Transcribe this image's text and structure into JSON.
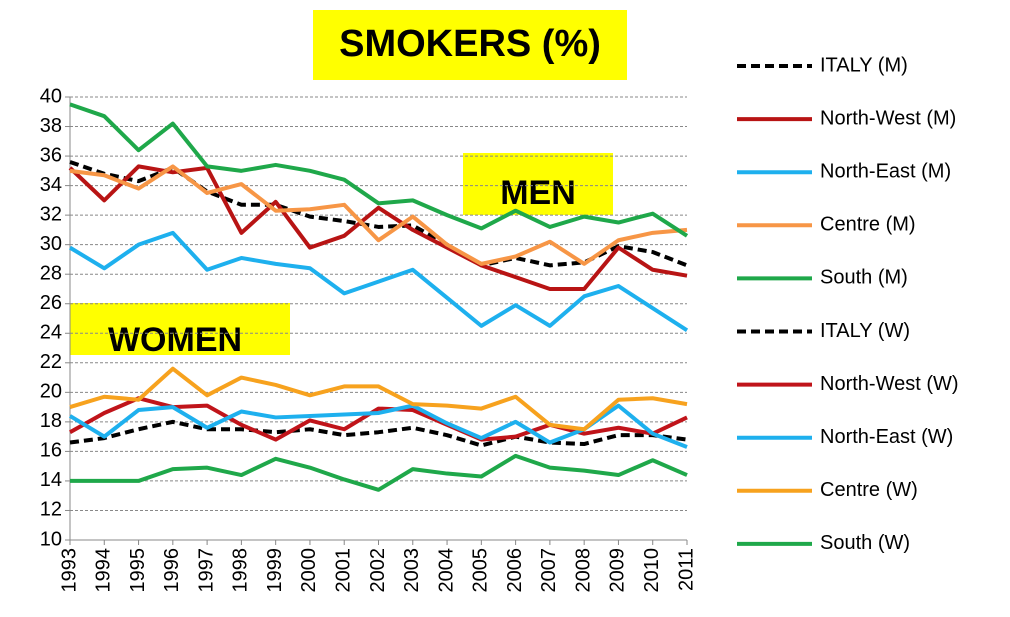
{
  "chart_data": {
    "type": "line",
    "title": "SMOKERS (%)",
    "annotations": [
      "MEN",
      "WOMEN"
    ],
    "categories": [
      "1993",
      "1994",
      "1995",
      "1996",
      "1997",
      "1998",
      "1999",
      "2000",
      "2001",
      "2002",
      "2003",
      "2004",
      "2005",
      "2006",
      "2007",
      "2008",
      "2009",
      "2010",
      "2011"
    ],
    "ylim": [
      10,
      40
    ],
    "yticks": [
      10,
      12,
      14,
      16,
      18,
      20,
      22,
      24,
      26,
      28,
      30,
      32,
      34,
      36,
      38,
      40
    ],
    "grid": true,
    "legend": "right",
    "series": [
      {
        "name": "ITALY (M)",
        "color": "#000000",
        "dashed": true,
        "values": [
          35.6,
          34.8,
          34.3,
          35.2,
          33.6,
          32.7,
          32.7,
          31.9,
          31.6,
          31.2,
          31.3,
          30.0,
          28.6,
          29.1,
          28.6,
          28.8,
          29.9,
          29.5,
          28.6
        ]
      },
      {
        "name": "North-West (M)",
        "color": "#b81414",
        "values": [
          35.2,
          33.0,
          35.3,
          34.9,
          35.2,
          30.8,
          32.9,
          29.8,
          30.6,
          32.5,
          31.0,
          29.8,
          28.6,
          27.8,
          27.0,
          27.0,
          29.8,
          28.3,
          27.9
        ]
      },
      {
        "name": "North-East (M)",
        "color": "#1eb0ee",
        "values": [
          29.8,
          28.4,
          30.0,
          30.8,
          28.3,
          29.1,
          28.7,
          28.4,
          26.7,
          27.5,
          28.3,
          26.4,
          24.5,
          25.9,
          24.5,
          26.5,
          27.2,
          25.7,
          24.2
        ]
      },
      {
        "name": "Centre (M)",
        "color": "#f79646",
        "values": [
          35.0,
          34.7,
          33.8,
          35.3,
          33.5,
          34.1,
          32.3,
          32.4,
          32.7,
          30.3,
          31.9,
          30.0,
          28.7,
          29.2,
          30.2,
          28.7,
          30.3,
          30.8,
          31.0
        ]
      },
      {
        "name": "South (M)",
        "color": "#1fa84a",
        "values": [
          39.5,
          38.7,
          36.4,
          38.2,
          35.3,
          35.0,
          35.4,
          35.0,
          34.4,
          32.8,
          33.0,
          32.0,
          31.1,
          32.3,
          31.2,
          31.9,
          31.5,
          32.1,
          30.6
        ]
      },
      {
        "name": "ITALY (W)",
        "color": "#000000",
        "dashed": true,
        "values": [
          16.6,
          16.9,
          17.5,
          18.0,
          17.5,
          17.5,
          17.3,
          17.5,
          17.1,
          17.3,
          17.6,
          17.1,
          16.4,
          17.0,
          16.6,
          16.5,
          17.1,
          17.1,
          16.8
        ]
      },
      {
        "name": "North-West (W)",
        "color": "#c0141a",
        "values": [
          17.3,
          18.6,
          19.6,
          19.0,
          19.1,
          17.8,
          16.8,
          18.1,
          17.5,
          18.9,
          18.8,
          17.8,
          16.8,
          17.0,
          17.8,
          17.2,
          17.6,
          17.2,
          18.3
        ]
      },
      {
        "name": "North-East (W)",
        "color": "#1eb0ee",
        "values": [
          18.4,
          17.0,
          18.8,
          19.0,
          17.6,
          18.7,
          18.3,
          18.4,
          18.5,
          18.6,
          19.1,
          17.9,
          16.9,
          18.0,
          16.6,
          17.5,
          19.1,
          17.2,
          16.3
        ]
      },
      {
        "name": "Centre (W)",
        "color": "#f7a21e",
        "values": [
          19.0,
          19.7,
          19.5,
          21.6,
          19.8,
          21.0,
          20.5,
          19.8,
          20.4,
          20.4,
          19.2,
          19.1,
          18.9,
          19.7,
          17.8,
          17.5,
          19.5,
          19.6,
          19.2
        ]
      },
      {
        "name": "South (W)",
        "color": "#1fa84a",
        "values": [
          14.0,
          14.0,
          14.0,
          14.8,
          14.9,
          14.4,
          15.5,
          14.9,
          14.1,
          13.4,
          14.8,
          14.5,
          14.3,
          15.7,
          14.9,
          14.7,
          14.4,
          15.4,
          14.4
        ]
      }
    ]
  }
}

# # # # # # #

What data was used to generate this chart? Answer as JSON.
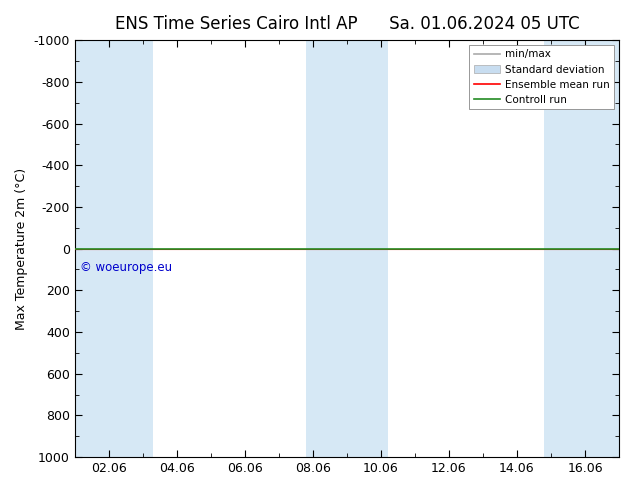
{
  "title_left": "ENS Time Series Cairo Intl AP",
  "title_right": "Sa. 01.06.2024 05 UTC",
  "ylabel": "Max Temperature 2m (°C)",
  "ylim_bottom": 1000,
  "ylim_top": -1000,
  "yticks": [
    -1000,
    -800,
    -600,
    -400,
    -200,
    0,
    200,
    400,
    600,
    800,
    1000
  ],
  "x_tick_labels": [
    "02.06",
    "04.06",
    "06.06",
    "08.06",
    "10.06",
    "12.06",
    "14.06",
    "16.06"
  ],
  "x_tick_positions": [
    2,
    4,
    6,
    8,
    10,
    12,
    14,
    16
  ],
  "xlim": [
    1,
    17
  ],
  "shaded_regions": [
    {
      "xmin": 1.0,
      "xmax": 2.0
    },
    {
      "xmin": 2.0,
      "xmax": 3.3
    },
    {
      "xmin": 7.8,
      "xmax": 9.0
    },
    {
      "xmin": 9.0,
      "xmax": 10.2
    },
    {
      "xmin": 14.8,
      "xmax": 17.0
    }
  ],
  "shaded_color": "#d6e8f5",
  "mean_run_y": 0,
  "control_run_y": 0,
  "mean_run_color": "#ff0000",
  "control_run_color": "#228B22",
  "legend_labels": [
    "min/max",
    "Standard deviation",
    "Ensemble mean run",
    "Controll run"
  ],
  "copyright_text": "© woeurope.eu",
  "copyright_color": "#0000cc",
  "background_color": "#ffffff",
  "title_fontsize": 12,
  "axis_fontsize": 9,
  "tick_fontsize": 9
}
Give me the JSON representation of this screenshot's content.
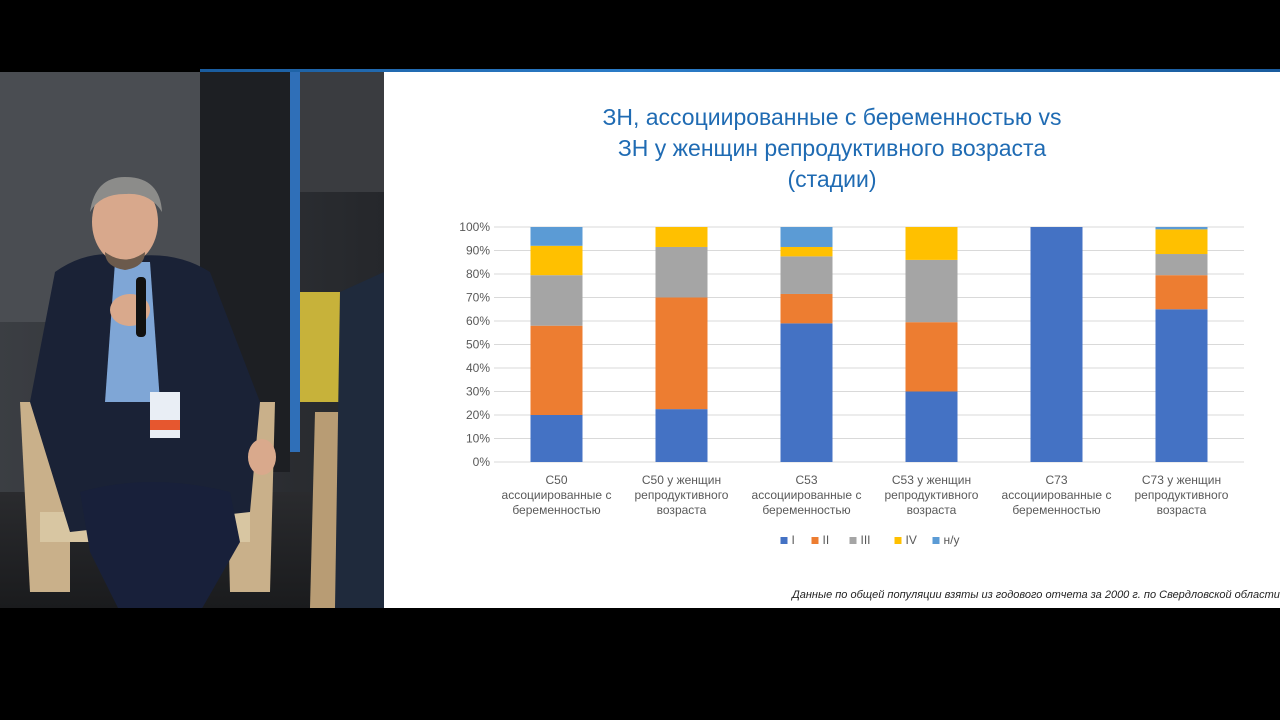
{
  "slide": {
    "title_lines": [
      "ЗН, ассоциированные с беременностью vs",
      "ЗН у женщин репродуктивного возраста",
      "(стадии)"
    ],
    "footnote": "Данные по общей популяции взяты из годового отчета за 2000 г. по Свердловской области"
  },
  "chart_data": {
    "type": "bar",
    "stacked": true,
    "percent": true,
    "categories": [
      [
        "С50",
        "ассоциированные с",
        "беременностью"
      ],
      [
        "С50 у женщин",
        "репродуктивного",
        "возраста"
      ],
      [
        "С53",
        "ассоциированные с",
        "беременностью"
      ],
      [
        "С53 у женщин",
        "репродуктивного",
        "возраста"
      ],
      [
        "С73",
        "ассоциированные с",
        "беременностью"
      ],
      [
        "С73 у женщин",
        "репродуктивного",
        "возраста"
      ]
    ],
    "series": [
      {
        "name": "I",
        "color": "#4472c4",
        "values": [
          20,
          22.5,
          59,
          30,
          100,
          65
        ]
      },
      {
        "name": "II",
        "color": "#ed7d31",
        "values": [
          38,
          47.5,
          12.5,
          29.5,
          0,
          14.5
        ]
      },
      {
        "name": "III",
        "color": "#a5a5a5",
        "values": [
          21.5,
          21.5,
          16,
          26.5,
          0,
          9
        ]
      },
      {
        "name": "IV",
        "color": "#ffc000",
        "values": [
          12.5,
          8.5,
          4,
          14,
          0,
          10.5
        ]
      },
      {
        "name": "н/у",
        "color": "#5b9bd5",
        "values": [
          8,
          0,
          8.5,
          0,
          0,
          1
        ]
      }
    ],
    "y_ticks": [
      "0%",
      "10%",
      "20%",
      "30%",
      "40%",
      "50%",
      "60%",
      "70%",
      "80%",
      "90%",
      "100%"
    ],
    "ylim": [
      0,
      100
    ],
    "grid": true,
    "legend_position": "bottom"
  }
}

# # # # # # #

Find each line that has the word "North", then copy it out.

        "name": "North-West (M)",
        "name": "North-East (M)",
        "name": "North-West (W)",
        "name": "North-East (W)",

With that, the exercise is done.